Challenges>
**A.** Set down the passage from the redistricting roundup word for word, starting at "The map also" and ending at "Annie Kuster (D).".
**B.** In the redistricting roundup, which military installation does the Missouri map keep in the 4th District along with Fort Leonard Wood?

Page extract>
People have until tomorrow to comment on a draft map, and the state Supreme Court in Steuben County is working against a Friday deadline to complete the process.

Recommendations from the court-appointed special master hit the congressional delegation like a bolt of lightning because the proposal would pit senior Democrats against each other. Read more: New York Court Expert Proposes More Republican-Friendly MapKeshia Clukey

MISSOURI: 6-2 COMPROMISE
A congressional map designed to extend a 6-2 Republican advantage in Missouri’s delegation finally is headed to Gov. Mike Parson’s desk. Parson (R) said he’ll act fast on the GOP-drawn map, given election officials need time to prepare for the Aug. 2 primary under the new lines.

The plan would revise the 2nd District of Rep. Ann Wagner (R) such that it would have supported Donald Trump over Joe Biden by 8 percentage points in the 2020 election, compared to a virtual tie under the current lines. That bodes well for her re-election this November, though the 2nd could again become competitive by the end of the decade if suburban St. Louis County continues to trend Democratic.

The map also kept Whiteman Air Force Base and Fort Leonard Wood in the 4th District, making it likely that Rep. Vicky Hartzler’s successor will land on the Armed Services Committee in the 118th Congress. Hartzler (R) is running for Senate.

Though Republicans have the governorship and decisive majorities in the legislature, the redistricting process was prolonged by a bloc of strongly conservative senators who demanded a 7-1 map that would have dismantled the Kansas City-based 5th District of Rep. Emanuel Cleaver (D). — Greg Giroux

NEW HAMPSHIRE: SUNUNU REVIEW
Gov. Chris Sununu is vetting the latest congressional map from his fellow New Hampshire Republicans.

The two-district map produced by a House-Senate conference committee would shift Manchester, New Hampshire’s most populous city and the hometown of 1st District Rep. Chris Pappas (D), into the 2nd District of Rep. Annie Kuster (D).

The changes would make it easier for Republicans to capture the 1st but harder to win the 2nd. The New Hampshire Supreme Court is preparing to implement a minimal-change map if the legislature and governor can’t agree before the candidate qualifying period begins June 1. — Greg Giroux

FLORIDA: LITIGATION
A redistricting plan preserving a minority-access congressional district stretching across North Florida is back in play for the midterm elections, after a state judge lifted an automatic stay that would have left in place a map drawn by Gov. Ron DeSantis’s office.

The stay was triggered by the state’s appeal of the judge’s order to replace a plan that erased Florida’s 5th Congressional District. The state will ask an appeals court to again block the replacement plan, and the case could be fast-tracked to the Florida Supreme Court. — Jennifer Kay

MICHIGAN: DIFFERENT LEGISLATION PLEASE
Secretary of State Jocelyn Benson says Michigan could use some election-law changes, just not the kind the legislature’s been offering.

For instance, lawmakers could pass a bill allowing election administrators to pre-process absentee ballots (which is done in Florida and Ohio) or beef up criminal penalties for election official harassment, Benson (D) said at a press conference today.

Data>
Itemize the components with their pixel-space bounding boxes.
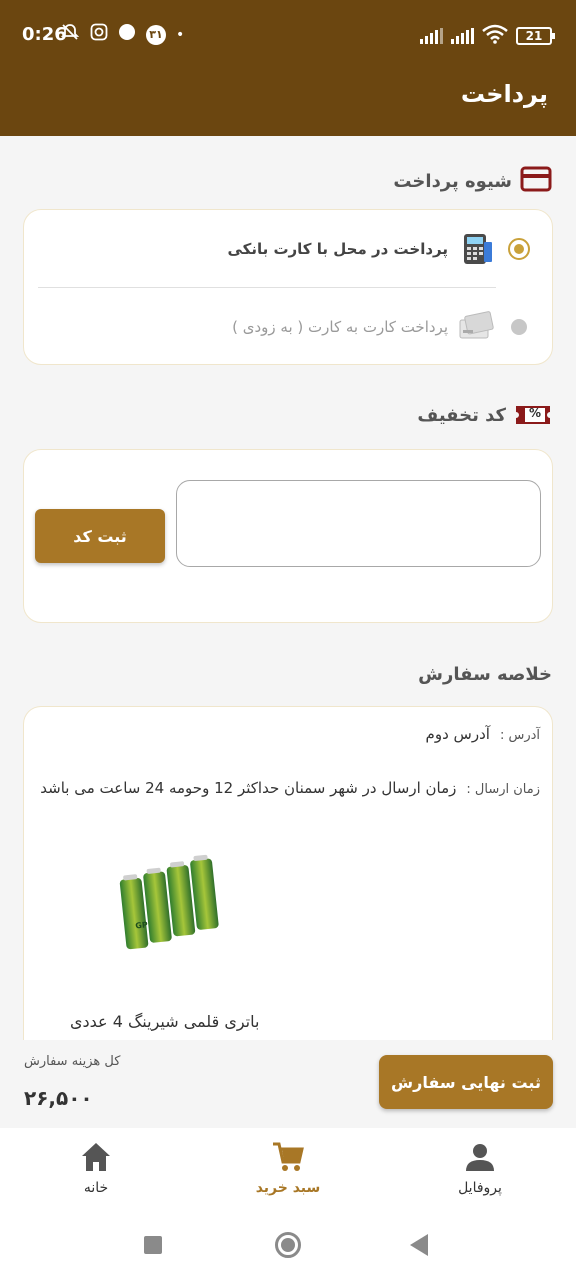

Exercise results>
**A.**
The map also kept Whiteman Air Force Base and Fort Leonard Wood in the 4th District, making it likely that Rep. Vicky Hartzler’s successor will land on the Armed Services Committee in the 118th Congress. Hartzler (R) is running for Senate.

Though Republicans have the governorship and decisive majorities in the legislature, the redistricting process was prolonged by a bloc of strongly conservative senators who demanded a 7-1 map that would have dismantled the Kansas City-based 5th District of Rep. Emanuel Cleaver (D). — Greg Giroux

NEW HAMPSHIRE: SUNUNU REVIEW
Gov. Chris Sununu is vetting the latest congressional map from his fellow New Hampshire Republicans.

The two-district map produced by a House-Senate conference committee would shift Manchester, New Hampshire’s most populous city and the hometown of 1st District Rep. Chris Pappas (D), into the 2nd District of Rep. Annie Kuster (D).

**B.** Whiteman Air Force Base